[YOUR INSTRUCTIONS] Filter these entries, keeping only lines that hold the word "Gestione".

[SUPPLIED DATA]
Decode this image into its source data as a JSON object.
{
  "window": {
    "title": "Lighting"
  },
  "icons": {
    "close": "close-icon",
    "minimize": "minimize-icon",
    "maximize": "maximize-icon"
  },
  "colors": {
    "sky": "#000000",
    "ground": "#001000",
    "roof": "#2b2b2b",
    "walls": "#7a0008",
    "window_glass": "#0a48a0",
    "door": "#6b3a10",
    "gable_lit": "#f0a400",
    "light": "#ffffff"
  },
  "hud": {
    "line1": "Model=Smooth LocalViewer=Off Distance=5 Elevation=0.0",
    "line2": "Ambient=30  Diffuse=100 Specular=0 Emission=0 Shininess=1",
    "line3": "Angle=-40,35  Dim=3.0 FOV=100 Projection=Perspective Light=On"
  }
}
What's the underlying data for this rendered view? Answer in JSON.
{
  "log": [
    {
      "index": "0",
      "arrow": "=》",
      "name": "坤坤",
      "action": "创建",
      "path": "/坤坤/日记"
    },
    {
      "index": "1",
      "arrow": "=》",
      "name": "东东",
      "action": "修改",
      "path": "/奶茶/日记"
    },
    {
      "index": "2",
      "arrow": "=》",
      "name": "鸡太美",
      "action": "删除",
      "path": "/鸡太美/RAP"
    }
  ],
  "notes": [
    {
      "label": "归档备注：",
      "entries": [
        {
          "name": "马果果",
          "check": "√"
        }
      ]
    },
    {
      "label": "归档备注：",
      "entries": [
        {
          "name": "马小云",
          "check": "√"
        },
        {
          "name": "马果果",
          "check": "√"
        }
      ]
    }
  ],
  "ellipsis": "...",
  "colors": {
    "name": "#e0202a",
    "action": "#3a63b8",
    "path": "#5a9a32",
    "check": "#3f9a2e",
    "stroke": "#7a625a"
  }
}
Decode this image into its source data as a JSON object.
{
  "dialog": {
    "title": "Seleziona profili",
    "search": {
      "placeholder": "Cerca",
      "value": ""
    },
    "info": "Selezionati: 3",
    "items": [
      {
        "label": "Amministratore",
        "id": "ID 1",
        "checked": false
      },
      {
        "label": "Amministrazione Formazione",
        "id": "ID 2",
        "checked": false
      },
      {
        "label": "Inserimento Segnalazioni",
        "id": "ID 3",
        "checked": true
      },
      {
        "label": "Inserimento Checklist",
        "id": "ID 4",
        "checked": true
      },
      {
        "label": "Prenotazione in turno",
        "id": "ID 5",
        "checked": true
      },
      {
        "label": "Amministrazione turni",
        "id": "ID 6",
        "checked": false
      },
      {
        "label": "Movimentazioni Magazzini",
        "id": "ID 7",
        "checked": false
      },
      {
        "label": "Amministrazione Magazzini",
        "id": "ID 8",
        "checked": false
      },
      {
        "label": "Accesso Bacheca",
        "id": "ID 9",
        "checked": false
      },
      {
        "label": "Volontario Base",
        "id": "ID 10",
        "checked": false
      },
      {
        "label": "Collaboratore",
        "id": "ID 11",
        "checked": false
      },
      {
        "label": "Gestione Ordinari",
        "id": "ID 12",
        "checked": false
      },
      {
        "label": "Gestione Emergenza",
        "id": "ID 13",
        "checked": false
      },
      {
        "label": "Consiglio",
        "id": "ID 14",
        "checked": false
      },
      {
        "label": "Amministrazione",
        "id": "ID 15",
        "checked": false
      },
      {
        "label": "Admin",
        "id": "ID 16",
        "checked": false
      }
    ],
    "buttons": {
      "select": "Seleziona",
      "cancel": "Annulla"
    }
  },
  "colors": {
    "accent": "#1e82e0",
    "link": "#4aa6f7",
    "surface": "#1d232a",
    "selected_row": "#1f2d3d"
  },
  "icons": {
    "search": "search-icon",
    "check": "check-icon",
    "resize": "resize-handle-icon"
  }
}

[FINISHED TASK]
        "label": "Gestione Ordinari",
        "label": "Gestione Emergenza",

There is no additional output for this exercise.